Challenge =
Scan the entries below and extract each line with the word "ffffff" in it.

Material to process =
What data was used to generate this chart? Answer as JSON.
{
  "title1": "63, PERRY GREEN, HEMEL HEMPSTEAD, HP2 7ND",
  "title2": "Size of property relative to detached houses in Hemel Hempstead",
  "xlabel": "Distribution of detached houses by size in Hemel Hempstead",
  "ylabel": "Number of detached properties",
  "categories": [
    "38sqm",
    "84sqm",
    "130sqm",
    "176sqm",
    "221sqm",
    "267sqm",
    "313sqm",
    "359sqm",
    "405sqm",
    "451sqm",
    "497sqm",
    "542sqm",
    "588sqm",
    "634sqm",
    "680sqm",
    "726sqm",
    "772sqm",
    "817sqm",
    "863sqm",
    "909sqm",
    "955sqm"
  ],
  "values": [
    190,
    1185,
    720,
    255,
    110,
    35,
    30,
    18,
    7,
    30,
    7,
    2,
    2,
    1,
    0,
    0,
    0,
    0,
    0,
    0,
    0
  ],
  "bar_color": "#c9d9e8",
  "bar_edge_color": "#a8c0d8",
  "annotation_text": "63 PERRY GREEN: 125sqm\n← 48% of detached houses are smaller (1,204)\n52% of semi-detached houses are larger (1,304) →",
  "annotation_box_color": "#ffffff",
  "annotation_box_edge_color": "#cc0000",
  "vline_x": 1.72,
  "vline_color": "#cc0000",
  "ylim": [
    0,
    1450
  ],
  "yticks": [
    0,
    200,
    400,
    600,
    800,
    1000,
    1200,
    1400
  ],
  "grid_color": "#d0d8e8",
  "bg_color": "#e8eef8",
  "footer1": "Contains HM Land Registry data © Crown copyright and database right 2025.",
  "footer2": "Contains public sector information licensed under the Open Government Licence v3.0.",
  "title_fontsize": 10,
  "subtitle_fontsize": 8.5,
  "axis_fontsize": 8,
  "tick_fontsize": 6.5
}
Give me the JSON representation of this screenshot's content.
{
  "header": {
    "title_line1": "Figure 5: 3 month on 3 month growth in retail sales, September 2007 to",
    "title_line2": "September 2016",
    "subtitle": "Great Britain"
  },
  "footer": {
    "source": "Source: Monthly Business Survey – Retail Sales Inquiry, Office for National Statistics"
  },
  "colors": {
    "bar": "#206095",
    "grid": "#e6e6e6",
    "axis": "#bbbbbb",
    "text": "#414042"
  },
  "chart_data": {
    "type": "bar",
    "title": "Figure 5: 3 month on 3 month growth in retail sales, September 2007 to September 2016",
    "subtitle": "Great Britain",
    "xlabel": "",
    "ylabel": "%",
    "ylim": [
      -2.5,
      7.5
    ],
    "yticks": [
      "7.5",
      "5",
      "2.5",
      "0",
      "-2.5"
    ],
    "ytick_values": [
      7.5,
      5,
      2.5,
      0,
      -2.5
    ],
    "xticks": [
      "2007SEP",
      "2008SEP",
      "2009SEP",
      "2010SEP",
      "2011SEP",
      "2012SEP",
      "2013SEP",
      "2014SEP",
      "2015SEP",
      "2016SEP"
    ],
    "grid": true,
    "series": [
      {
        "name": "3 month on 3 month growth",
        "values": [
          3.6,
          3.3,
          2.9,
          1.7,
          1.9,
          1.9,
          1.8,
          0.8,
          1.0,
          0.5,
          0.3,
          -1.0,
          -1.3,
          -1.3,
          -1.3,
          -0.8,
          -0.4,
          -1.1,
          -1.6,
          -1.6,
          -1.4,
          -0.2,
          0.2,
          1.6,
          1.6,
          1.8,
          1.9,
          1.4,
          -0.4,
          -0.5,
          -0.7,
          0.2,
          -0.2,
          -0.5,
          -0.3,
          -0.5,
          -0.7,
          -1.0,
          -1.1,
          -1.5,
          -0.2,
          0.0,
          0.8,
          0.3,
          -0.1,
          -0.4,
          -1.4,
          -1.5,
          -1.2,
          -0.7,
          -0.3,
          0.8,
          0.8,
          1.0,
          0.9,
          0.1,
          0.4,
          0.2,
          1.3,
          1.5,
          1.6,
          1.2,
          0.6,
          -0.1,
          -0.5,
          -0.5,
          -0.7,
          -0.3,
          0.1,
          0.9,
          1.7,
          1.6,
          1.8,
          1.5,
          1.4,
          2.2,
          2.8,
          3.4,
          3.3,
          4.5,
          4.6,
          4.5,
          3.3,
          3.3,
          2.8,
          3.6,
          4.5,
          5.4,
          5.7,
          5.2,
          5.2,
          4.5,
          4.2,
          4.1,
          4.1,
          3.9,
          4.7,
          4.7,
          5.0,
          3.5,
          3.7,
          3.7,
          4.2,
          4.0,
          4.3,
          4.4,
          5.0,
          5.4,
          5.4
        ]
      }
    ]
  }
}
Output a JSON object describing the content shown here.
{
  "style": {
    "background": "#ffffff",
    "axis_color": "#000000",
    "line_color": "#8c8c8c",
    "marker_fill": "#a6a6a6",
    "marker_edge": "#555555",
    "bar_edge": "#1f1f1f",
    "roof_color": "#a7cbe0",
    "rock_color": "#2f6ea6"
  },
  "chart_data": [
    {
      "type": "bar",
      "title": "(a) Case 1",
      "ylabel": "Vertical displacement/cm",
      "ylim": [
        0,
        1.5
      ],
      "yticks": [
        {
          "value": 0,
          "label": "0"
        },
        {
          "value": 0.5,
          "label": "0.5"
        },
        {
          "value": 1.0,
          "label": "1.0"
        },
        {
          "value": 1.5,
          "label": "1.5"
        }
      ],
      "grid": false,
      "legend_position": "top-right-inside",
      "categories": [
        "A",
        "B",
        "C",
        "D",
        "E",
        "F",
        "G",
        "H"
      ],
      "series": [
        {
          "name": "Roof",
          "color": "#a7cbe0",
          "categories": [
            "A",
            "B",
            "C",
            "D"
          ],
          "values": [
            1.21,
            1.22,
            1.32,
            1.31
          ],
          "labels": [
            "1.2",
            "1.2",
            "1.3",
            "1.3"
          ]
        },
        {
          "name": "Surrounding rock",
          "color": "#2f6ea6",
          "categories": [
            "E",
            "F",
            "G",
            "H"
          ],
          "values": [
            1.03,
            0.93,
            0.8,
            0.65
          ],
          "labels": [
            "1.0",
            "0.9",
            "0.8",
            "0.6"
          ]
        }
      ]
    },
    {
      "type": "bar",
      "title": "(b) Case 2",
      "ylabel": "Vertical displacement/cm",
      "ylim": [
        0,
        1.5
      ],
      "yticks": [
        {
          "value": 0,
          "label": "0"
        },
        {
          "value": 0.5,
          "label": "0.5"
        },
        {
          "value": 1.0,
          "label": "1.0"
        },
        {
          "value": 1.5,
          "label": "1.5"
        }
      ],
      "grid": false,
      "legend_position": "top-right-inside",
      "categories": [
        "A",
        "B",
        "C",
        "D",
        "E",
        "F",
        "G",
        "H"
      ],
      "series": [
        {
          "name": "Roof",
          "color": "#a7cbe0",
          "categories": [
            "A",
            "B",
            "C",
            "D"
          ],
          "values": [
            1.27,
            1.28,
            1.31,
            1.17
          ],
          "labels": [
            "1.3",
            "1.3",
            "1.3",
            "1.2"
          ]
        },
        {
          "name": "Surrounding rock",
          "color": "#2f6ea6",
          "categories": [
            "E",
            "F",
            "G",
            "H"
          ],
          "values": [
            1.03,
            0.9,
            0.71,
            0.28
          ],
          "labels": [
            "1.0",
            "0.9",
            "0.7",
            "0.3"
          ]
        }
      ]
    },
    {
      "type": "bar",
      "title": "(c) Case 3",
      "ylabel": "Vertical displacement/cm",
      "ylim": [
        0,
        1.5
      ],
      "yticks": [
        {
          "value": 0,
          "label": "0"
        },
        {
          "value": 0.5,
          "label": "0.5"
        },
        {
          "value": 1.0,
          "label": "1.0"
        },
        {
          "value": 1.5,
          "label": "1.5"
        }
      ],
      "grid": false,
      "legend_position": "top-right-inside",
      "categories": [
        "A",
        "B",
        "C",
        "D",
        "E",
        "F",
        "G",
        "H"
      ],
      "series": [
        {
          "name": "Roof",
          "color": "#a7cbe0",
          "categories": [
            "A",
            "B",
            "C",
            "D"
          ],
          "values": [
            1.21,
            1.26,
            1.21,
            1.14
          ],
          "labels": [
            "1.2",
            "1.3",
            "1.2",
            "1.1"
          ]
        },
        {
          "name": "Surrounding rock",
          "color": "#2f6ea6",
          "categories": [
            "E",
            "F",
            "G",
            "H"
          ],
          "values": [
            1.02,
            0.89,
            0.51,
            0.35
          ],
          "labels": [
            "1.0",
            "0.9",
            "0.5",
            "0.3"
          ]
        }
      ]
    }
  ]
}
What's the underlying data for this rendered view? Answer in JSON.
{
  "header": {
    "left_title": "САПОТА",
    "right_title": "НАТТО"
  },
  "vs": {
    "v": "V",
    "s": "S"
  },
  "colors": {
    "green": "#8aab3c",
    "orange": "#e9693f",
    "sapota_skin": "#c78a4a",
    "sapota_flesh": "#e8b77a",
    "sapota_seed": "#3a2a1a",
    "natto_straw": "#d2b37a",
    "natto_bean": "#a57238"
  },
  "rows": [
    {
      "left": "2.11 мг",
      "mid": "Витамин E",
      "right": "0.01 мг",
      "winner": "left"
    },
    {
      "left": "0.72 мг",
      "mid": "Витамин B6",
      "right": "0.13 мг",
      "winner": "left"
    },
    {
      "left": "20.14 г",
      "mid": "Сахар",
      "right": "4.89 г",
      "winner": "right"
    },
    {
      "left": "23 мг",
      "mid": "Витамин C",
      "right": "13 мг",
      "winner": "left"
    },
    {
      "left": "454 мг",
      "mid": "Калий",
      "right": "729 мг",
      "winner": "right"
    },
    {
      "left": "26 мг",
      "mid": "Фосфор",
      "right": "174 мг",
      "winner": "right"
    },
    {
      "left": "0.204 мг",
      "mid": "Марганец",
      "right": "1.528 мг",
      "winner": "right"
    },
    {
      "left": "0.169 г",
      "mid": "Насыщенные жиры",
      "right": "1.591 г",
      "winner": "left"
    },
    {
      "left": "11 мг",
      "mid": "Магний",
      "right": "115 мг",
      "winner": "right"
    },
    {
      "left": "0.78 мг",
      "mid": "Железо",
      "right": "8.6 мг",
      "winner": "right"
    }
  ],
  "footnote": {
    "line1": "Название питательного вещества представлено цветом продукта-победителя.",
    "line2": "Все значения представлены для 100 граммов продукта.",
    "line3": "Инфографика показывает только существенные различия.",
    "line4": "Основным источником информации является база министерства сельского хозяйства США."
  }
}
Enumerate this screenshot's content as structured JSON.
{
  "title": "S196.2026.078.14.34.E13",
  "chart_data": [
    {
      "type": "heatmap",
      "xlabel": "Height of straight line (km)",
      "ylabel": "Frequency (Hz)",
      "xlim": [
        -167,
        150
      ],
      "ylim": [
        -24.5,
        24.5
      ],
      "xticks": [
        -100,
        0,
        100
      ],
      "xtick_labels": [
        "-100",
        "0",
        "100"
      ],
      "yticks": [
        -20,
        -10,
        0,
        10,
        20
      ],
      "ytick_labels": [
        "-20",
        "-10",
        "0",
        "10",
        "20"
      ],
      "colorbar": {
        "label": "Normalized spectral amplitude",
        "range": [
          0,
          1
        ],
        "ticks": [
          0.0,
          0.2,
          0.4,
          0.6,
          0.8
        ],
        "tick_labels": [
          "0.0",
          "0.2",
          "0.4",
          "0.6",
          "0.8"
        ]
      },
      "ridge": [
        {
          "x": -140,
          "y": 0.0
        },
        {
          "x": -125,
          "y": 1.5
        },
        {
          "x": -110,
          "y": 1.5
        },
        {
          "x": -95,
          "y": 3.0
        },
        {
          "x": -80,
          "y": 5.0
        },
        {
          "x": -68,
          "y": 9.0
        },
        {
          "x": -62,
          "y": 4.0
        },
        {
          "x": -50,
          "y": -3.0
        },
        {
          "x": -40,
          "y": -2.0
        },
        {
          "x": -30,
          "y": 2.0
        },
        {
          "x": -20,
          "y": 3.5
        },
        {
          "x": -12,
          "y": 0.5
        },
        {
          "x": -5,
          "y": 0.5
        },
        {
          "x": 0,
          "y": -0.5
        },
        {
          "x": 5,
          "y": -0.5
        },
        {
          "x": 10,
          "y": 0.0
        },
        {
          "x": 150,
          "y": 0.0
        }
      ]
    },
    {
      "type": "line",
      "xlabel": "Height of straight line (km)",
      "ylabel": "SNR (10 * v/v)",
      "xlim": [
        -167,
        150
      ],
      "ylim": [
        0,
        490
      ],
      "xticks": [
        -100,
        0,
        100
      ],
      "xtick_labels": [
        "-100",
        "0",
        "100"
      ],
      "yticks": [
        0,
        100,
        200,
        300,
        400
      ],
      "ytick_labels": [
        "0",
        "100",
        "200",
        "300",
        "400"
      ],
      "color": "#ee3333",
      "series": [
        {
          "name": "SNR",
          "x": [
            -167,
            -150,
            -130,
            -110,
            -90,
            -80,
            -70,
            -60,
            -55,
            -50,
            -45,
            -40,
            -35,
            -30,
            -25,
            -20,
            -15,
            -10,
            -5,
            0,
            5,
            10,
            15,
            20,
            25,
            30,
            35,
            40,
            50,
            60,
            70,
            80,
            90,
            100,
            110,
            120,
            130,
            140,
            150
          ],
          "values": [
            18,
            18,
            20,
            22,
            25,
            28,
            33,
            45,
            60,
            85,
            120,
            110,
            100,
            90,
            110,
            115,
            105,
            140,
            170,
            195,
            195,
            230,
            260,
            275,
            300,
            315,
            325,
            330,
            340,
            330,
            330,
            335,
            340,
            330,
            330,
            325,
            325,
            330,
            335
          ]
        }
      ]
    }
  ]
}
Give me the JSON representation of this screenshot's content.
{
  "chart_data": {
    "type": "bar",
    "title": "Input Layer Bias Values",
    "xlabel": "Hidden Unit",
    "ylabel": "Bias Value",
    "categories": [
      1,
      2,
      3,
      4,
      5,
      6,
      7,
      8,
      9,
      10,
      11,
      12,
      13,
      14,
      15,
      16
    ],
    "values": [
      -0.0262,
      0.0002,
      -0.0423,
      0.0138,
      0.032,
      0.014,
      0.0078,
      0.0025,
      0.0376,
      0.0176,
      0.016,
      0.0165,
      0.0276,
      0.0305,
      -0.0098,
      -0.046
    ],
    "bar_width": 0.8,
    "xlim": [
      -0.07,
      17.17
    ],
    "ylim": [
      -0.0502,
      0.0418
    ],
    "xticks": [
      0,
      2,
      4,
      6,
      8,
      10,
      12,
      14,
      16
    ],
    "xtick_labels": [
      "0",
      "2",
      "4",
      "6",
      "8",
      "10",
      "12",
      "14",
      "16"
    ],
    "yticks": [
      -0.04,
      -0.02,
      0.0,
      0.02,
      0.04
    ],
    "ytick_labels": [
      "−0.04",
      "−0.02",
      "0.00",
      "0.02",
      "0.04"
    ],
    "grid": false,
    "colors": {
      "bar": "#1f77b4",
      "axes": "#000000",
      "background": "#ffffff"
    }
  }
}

The answer =
  "annotation_box_color": "#ffffff",
    "background": "#ffffff",
      "background": "#ffffff"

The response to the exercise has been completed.